What needs to be done: Determine the number of lines that have the string "chuyển" in them, and give only that number.

# Exercise material start

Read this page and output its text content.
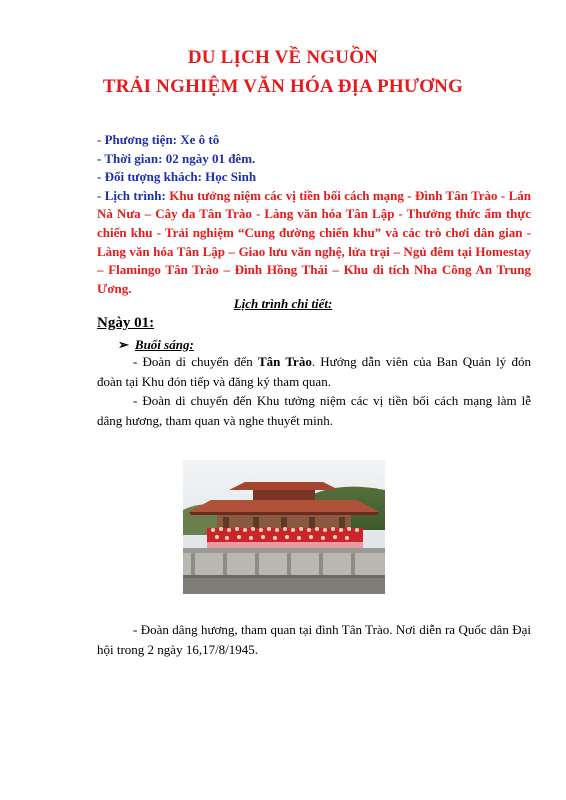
DU LỊCH VỀ NGUỒN
TRẢI NGHIỆM VĂN HÓA ĐỊA PHƯƠNG
- Phương tiện: Xe ô tô
- Thời gian: 02 ngày 01 đêm.
- Đối tượng khách: Học Sinh
- Lịch trình: Khu tưởng niệm các vị tiền bối cách mạng - Đình Tân Trào - Lán Nà Nưa – Cây đa Tân Trào - Làng văn hóa Tân Lập - Thưởng thức ẩm thực chiến khu - Trải nghiệm “Cung đường chiến khu” và các trò chơi dân gian - Làng văn hóa Tân Lập – Giao lưu văn nghệ, lửa trại – Ngủ đêm tại Homestay – Flamingo Tân Trào – Đình Hồng Thái – Khu di tích Nha Công An Trung Ương.
Lịch trình chi tiết:
Ngày 01:
➢ Buổi sáng:
- Đoàn di chuyển đến Tân Trào. Hướng dẫn viên của Ban Quản lý đón đoàn tại Khu đón tiếp và đăng ký tham quan.
- Đoàn di chuyển đến Khu tưởng niệm các vị tiền bối cách mạng làm lễ dâng hương, tham quan và nghe thuyết minh.
- Đoàn dâng hương, tham quan tại đình Tân Trào. Nơi diễn ra Quốc dân Đại hội trong 2 ngày 16,17/8/1945.
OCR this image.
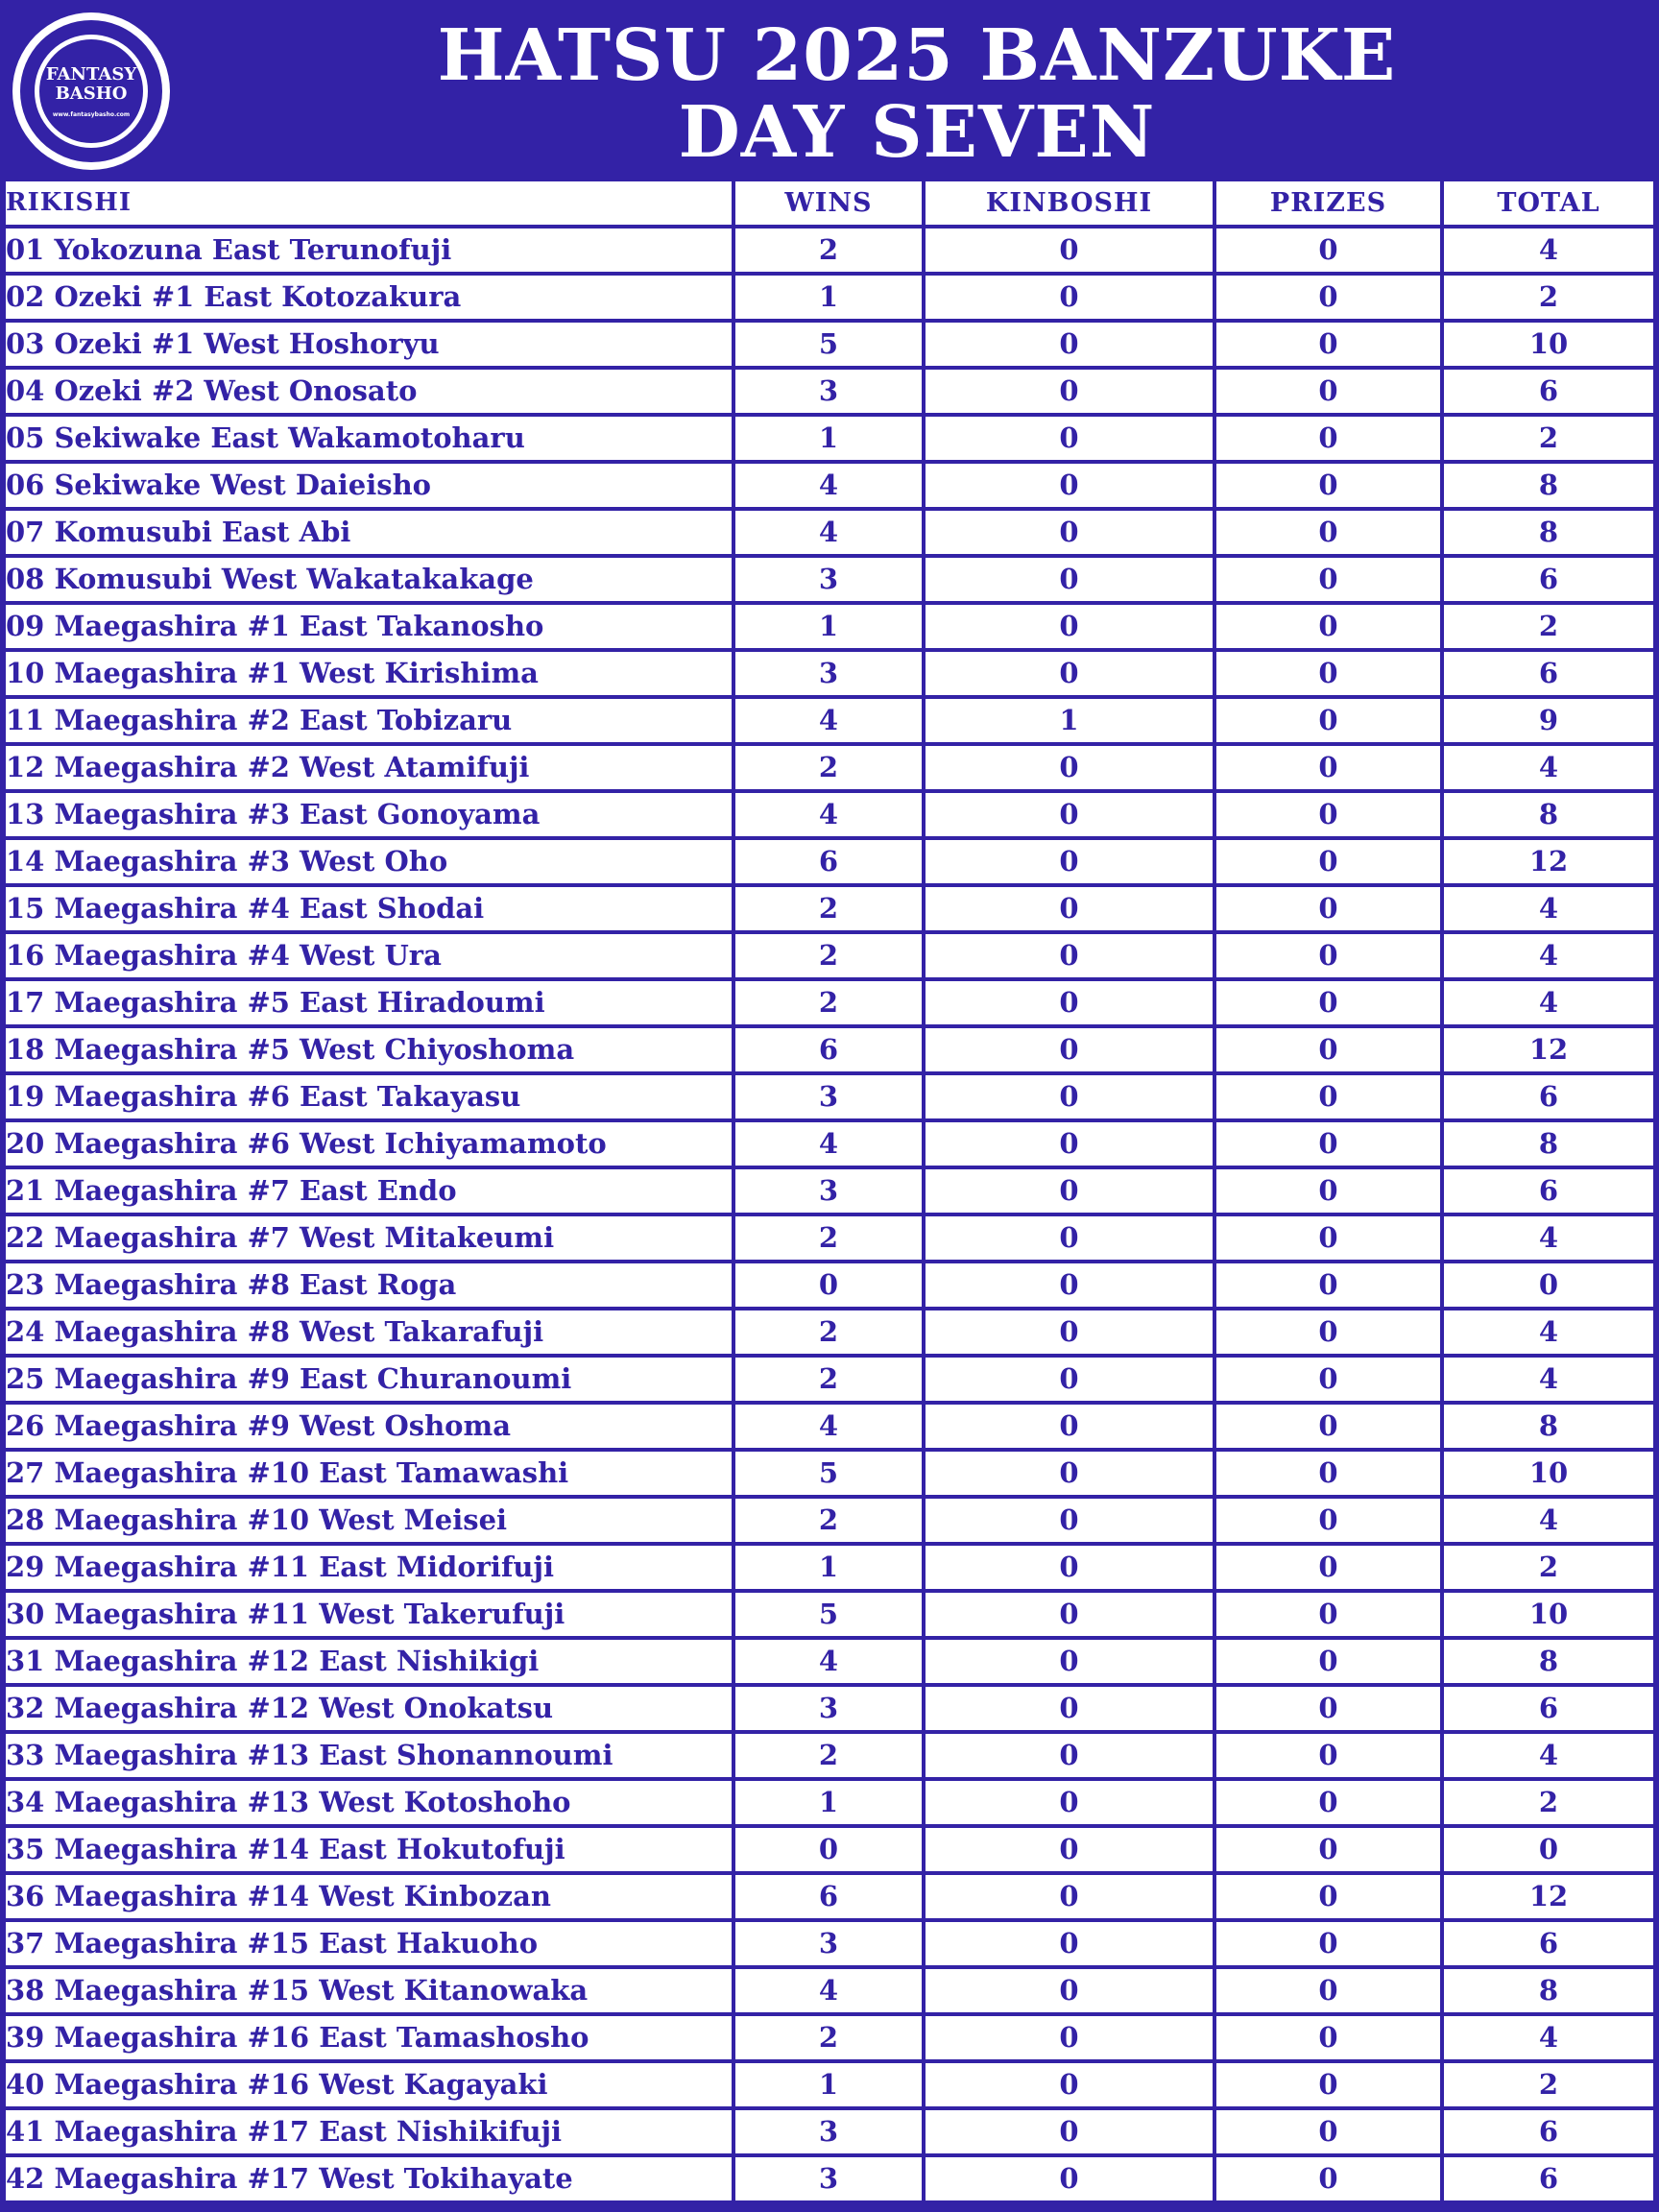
FANTASY
BASHO
www.fantasybasho.com
HATSU 2025 BANZUKE
DAY SEVEN
RIKISHI	WINS	KINBOSHI	PRIZES	TOTAL
01 Yokozuna East Terunofuji	2	0	0	4
02 Ozeki #1 East Kotozakura	1	0	0	2
03 Ozeki #1 West Hoshoryu	5	0	0	10
04 Ozeki #2 West Onosato	3	0	0	6
05 Sekiwake East Wakamotoharu	1	0	0	2
06 Sekiwake West Daieisho	4	0	0	8
07 Komusubi East Abi	4	0	0	8
08 Komusubi West Wakatakakage	3	0	0	6
09 Maegashira #1 East Takanosho	1	0	0	2
10 Maegashira #1 West Kirishima	3	0	0	6
11 Maegashira #2 East Tobizaru	4	1	0	9
12 Maegashira #2 West Atamifuji	2	0	0	4
13 Maegashira #3 East Gonoyama	4	0	0	8
14 Maegashira #3 West Oho	6	0	0	12
15 Maegashira #4 East Shodai	2	0	0	4
16 Maegashira #4 West Ura	2	0	0	4
17 Maegashira #5 East Hiradoumi	2	0	0	4
18 Maegashira #5 West Chiyoshoma	6	0	0	12
19 Maegashira #6 East Takayasu	3	0	0	6
20 Maegashira #6 West Ichiyamamoto	4	0	0	8
21 Maegashira #7 East Endo	3	0	0	6
22 Maegashira #7 West Mitakeumi	2	0	0	4
23 Maegashira #8 East Roga	0	0	0	0
24 Maegashira #8 West Takarafuji	2	0	0	4
25 Maegashira #9 East Churanoumi	2	0	0	4
26 Maegashira #9 West Oshoma	4	0	0	8
27 Maegashira #10 East Tamawashi	5	0	0	10
28 Maegashira #10 West Meisei	2	0	0	4
29 Maegashira #11 East Midorifuji	1	0	0	2
30 Maegashira #11 West Takerufuji	5	0	0	10
31 Maegashira #12 East Nishikigi	4	0	0	8
32 Maegashira #12 West Onokatsu	3	0	0	6
33 Maegashira #13 East Shonannoumi	2	0	0	4
34 Maegashira #13 West Kotoshoho	1	0	0	2
35 Maegashira #14 East Hokutofuji	0	0	0	0
36 Maegashira #14 West Kinbozan	6	0	0	12
37 Maegashira #15 East Hakuoho	3	0	0	6
38 Maegashira #15 West Kitanowaka	4	0	0	8
39 Maegashira #16 East Tamashosho	2	0	0	4
40 Maegashira #16 West Kagayaki	1	0	0	2
41 Maegashira #17 East Nishikifuji	3	0	0	6
42 Maegashira #17 West Tokihayate	3	0	0	6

# Exercise material end

The answer: 2